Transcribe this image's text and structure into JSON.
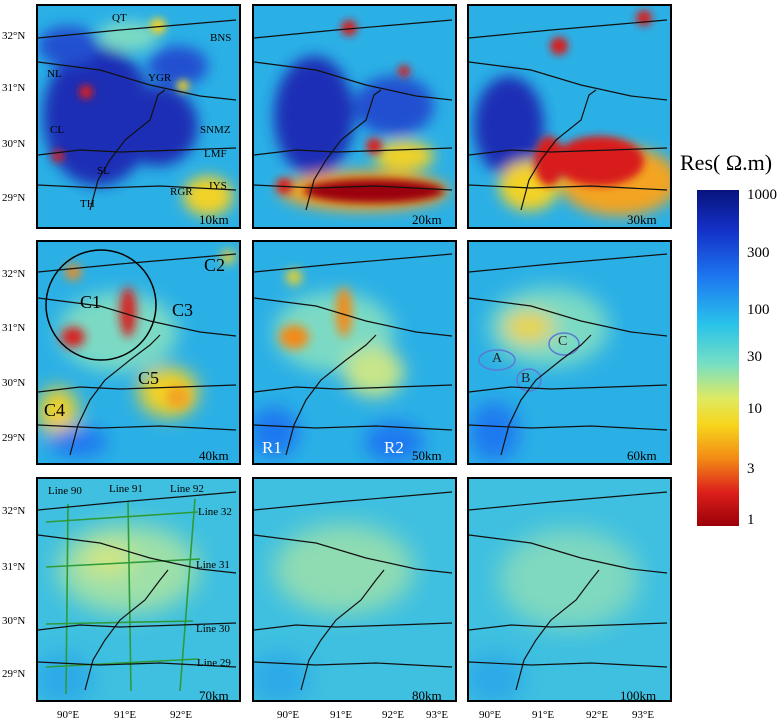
{
  "colorbar": {
    "title": "Res( Ω.m)",
    "ticks": [
      "1000",
      "300",
      "100",
      "30",
      "10",
      "3",
      "1"
    ]
  },
  "axes": {
    "lat_labels": [
      "32°N",
      "31°N",
      "30°N",
      "29°N"
    ],
    "lon_labels": [
      "90°E",
      "91°E",
      "92°E",
      "93°E"
    ]
  },
  "panels": [
    {
      "depth": "10km",
      "labels": [
        "QT",
        "BNS",
        "NL",
        "YGR",
        "CL",
        "SNMZ",
        "LMF",
        "SL",
        "IYS",
        "RGR",
        "TH"
      ]
    },
    {
      "depth": "20km",
      "labels": []
    },
    {
      "depth": "30km",
      "labels": []
    },
    {
      "depth": "40km",
      "labels": [
        "C1",
        "C2",
        "C3",
        "C4",
        "C5"
      ]
    },
    {
      "depth": "50km",
      "labels": [
        "R1",
        "R2"
      ]
    },
    {
      "depth": "60km",
      "labels": [
        "A",
        "B",
        "C"
      ]
    },
    {
      "depth": "70km",
      "labels": [
        "Line 90",
        "Line 91",
        "Line 92",
        "Line 32",
        "Line 31",
        "Line 30",
        "Line 29"
      ]
    },
    {
      "depth": "80km",
      "labels": []
    },
    {
      "depth": "100km",
      "labels": []
    }
  ],
  "colors": {
    "background": "#2bb0e6",
    "high_res": "#1d2fb5",
    "low_res": "#d81b1b",
    "mid_res": "#f2d227",
    "profile_line": "#2e9b3a"
  }
}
■ ■ ■ ■ ■ ■ ■
Problem description: Transcribe every line from the records above without alteration, and leave out the images.

Result below:
Transcribe this image's text and structure into JSON.
{
  "colorbar": {
    "title": "Res( Ω.m)",
    "ticks": [
      "1000",
      "300",
      "100",
      "30",
      "10",
      "3",
      "1"
    ]
  },
  "axes": {
    "lat_labels": [
      "32°N",
      "31°N",
      "30°N",
      "29°N"
    ],
    "lon_labels": [
      "90°E",
      "91°E",
      "92°E",
      "93°E"
    ]
  },
  "panels": [
    {
      "depth": "10km",
      "labels": [
        "QT",
        "BNS",
        "NL",
        "YGR",
        "CL",
        "SNMZ",
        "LMF",
        "SL",
        "IYS",
        "RGR",
        "TH"
      ]
    },
    {
      "depth": "20km",
      "labels": []
    },
    {
      "depth": "30km",
      "labels": []
    },
    {
      "depth": "40km",
      "labels": [
        "C1",
        "C2",
        "C3",
        "C4",
        "C5"
      ]
    },
    {
      "depth": "50km",
      "labels": [
        "R1",
        "R2"
      ]
    },
    {
      "depth": "60km",
      "labels": [
        "A",
        "B",
        "C"
      ]
    },
    {
      "depth": "70km",
      "labels": [
        "Line 90",
        "Line 91",
        "Line 92",
        "Line 32",
        "Line 31",
        "Line 30",
        "Line 29"
      ]
    },
    {
      "depth": "80km",
      "labels": []
    },
    {
      "depth": "100km",
      "labels": []
    }
  ],
  "colors": {
    "background": "#2bb0e6",
    "high_res": "#1d2fb5",
    "low_res": "#d81b1b",
    "mid_res": "#f2d227",
    "profile_line": "#2e9b3a"
  }
}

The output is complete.